* [Textauszug]
◆ ◆ ◆ ◆ ◆
Bei vielen ESG-Anlagestrategien werden die Unternehmen mit der schlechtesten ESG-Performance ausgeschlossen. Das erhöht auf der einen Seite den Anteil guter ESG-Performer, schränkt auf der anderen aber die Anzahl der investierbaren Titel ein. Anleger befürchten daher, dass man mit ESG-Ansätzen Chancen verpasst und weniger diversifiziert.
ESG & Qualität
Nicht immer sind ESG-Ausschlüsse so einschränkend, wie sie erscheinen. ESG-Faktoren stimmen oft bemerkenswert gut mit den Kennzeichen von Qualitätsunternehmen überein. Der Grund für diese Konvergenz? „Qualitätsfaktoren“ beziehen sich im Allgemeinen auf Unternehmen, die das Kapital der Aktionäre langfristig mit einer überdurchschnittlichen Rendite vermehren.
Qualitätsunternehmen sind in der Regel berechenbarer, haben eine konservativere Bilanz und erwirtschaften bessere und stabilere Cashflows, was zu weniger volatilen, aber höheren Finanzerträgen führt.
Was bedeutet dies konkret für die einzelnen E-, S- und G-Säulen?
E – (Environmental) Umwelt
Unternehmen, die Maßnahmen zur Verringerung ihres Kohlendioxidausstoßes ergreifen, in grüne Technologien investieren und Abfälle minimieren, signalisieren nicht nur einen vorausschauenden Ansatz. Sie sind auch besser in der Lage, sich an künftige regulatorische Veränderungen, Marktverschiebungen und Ressourcenknappheit anzupassen.
Qualitätsunternehmen, die sich als anpassungsfähig erwiesen haben und sich auf die Erzielung einer überragenden finanziellen Leistung konzentrieren, berücksichtigen die Risiken, die mit Umweltveränderungen verbunden sind.
◆ ◆ ◆ ◆ ◆
* [Aufgabenstellung] Führen Sie den Text über ESG-Kriterien und Qualitätsunternehmen im Anschluss an seinen letzten Satz weiter.

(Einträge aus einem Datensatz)
◆ ◆ ◆ ◆ ◆
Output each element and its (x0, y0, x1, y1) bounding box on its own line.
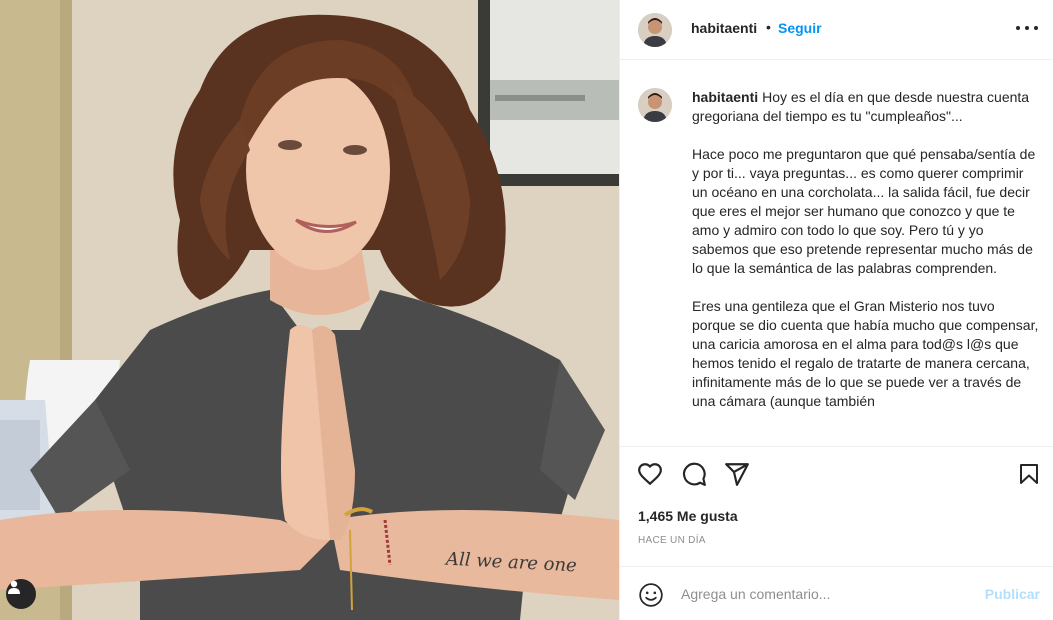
caption-avatar[interactable] (638, 88, 672, 122)
caption-username[interactable]: habitaenti (692, 89, 758, 105)
caption-paragraph: Hace poco me preguntaron que qué pensaba… (692, 146, 1036, 276)
more-dot (1034, 26, 1038, 30)
caption-paragraph: habitaenti Hoy es el día en que desde nue… (692, 88, 1042, 126)
publish-button[interactable]: Publicar (985, 586, 1040, 602)
likes-count[interactable]: 1,465 Me gusta (638, 508, 738, 524)
avatar-image (638, 13, 672, 47)
heart-icon[interactable] (637, 461, 663, 487)
post-timestamp[interactable]: HACE UN DÍA (638, 535, 706, 546)
follow-button[interactable]: Seguir (778, 20, 822, 36)
user-tag-button[interactable] (6, 579, 36, 609)
emoji-icon[interactable] (638, 582, 664, 608)
comment-input[interactable] (681, 584, 971, 604)
post-header: habitaenti • Seguir (620, 0, 1053, 60)
comment-icon[interactable] (681, 461, 707, 487)
share-icon[interactable] (724, 461, 750, 487)
photo-illustration (0, 0, 619, 620)
comments-area[interactable]: habitaenti Hoy es el día en que desde nue… (620, 60, 1053, 446)
more-dot (1025, 26, 1029, 30)
more-options-button[interactable] (1016, 18, 1038, 38)
post-side-panel: habitaenti • Seguir habitaenti Hoy es el … (619, 0, 1053, 620)
avatar[interactable] (638, 13, 672, 47)
more-options-icon (1016, 26, 1020, 30)
post-caption: habitaenti Hoy es el día en que desde nue… (692, 88, 1042, 430)
caption-paragraph: Eres una gentileza que el Gran Misterio … (692, 298, 1039, 409)
user-tag-icon (8, 580, 20, 594)
post-photo[interactable]: All we are one (0, 0, 619, 620)
bookmark-icon[interactable] (1017, 461, 1041, 487)
separator-dot: • (766, 19, 771, 35)
header-username[interactable]: habitaenti (691, 20, 757, 36)
comment-form: Publicar (620, 566, 1053, 620)
post-actions: 1,465 Me gusta HACE UN DÍA (620, 446, 1053, 566)
avatar-image (638, 88, 672, 122)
◆ ◆ ◆ ◆ ◆
* [Antwort]
S – (Social) Soziales
Unternehmen, die ihre Mitarbeiter wertschätzen, deren Wohlbefinden in den Vordergrund stellen und berufliche Entwicklungsmöglichkeiten bieten, verzeichnen häufig eine geringere Fluktuationsrate, höhere Mitarbeiter- und Kundenzufriedenheit und eine höhere Produktivität. Dies sind Faktoren, die auch in Qualitätsunternehmen häufig anzutreffen sind.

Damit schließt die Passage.